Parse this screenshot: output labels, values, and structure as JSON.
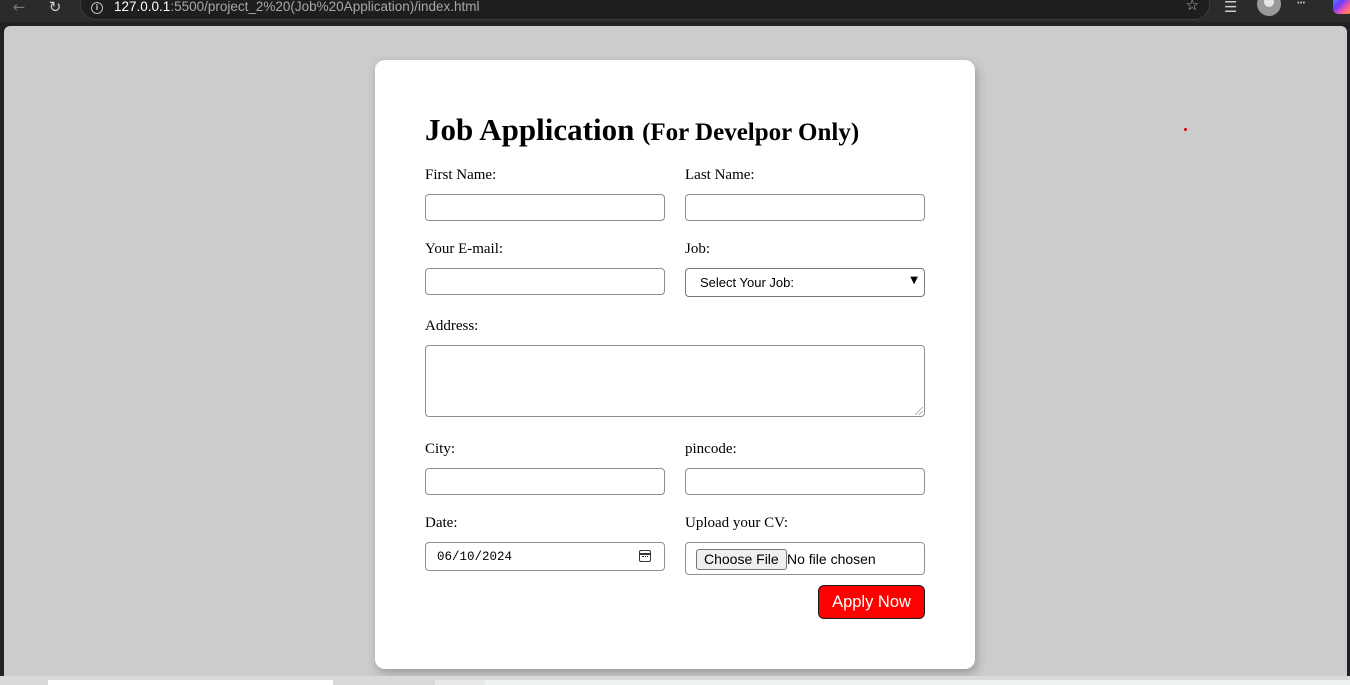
{
  "browser": {
    "url_host": "127.0.0.1",
    "url_rest": ":5500/project_2%20(Job%20Application)/index.html",
    "icons": [
      "back-arrow-icon",
      "reload-icon",
      "info-icon",
      "star-icon",
      "reading-list-icon",
      "profile-avatar-icon",
      "more-menu-icon",
      "copilot-icon"
    ],
    "glyphs": {
      "back": "←",
      "reload": "↻",
      "info": "i",
      "star": "☆",
      "reading_list": "☰",
      "more": "···"
    }
  },
  "form": {
    "title": "Job Application",
    "subtitle": "(For Develpor Only)",
    "first_name_label": "First Name:",
    "last_name_label": "Last Name:",
    "email_label": "Your E-mail:",
    "job_label": "Job:",
    "job_selected": "Select Your Job:",
    "address_label": "Address:",
    "city_label": "City:",
    "pincode_label": "pincode:",
    "date_label": "Date:",
    "date_value": "06/10/2024",
    "cv_label": "Upload your CV:",
    "choose_file": "Choose File",
    "file_status": "No file chosen",
    "submit_label": "Apply Now"
  },
  "colors": {
    "page_background": "#cccccc",
    "card_background": "#ffffff",
    "button_red": "#ff0000",
    "button_text": "#ffffff"
  }
}
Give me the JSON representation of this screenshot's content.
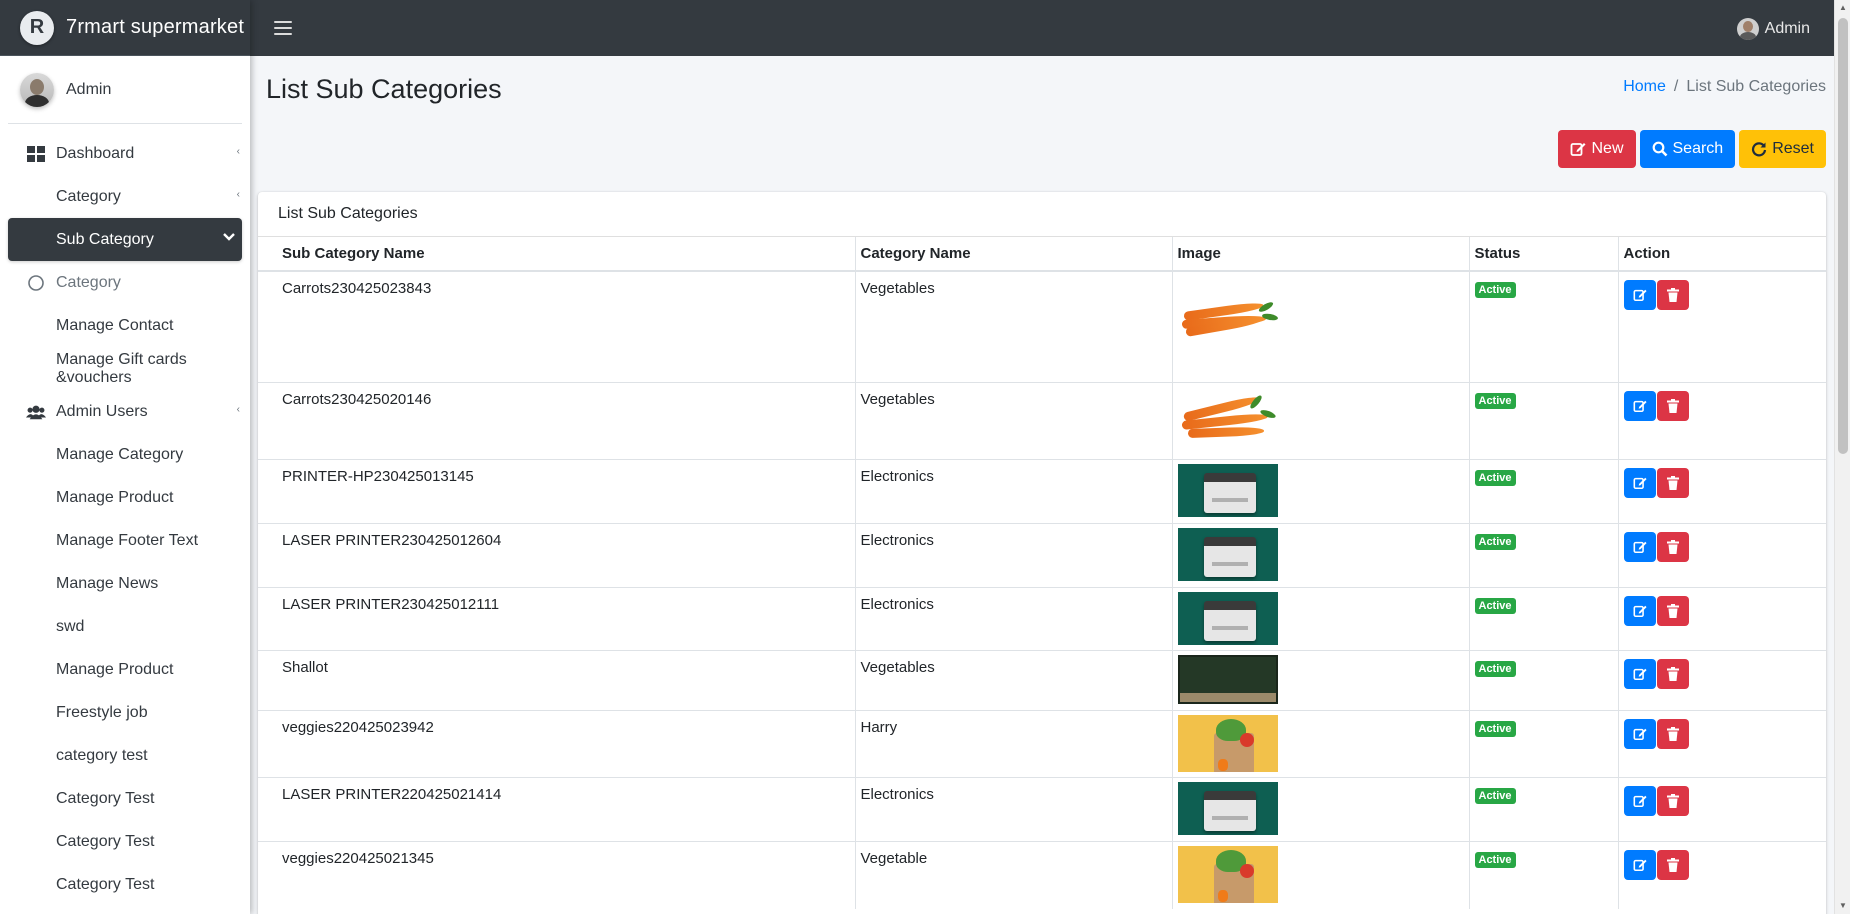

_Task goal_
Write out the records above once more, word for word, with no pictures.

_Right answer_
Parse this screenshot: output labels, values, and structure as JSON.
{
  "browser": {
    "url_host": "127.0.0.1",
    "url_rest": ":5500/project_2%20(Job%20Application)/index.html",
    "icons": [
      "back-arrow-icon",
      "reload-icon",
      "info-icon",
      "star-icon",
      "reading-list-icon",
      "profile-avatar-icon",
      "more-menu-icon",
      "copilot-icon"
    ],
    "glyphs": {
      "back": "←",
      "reload": "↻",
      "info": "i",
      "star": "☆",
      "reading_list": "☰",
      "more": "···"
    }
  },
  "form": {
    "title": "Job Application",
    "subtitle": "(For Develpor Only)",
    "first_name_label": "First Name:",
    "last_name_label": "Last Name:",
    "email_label": "Your E-mail:",
    "job_label": "Job:",
    "job_selected": "Select Your Job:",
    "address_label": "Address:",
    "city_label": "City:",
    "pincode_label": "pincode:",
    "date_label": "Date:",
    "date_value": "06/10/2024",
    "cv_label": "Upload your CV:",
    "choose_file": "Choose File",
    "file_status": "No file chosen",
    "submit_label": "Apply Now"
  },
  "colors": {
    "page_background": "#cccccc",
    "card_background": "#ffffff",
    "button_red": "#ff0000",
    "button_text": "#ffffff"
  }
}
Give me the JSON representation of this screenshot's content.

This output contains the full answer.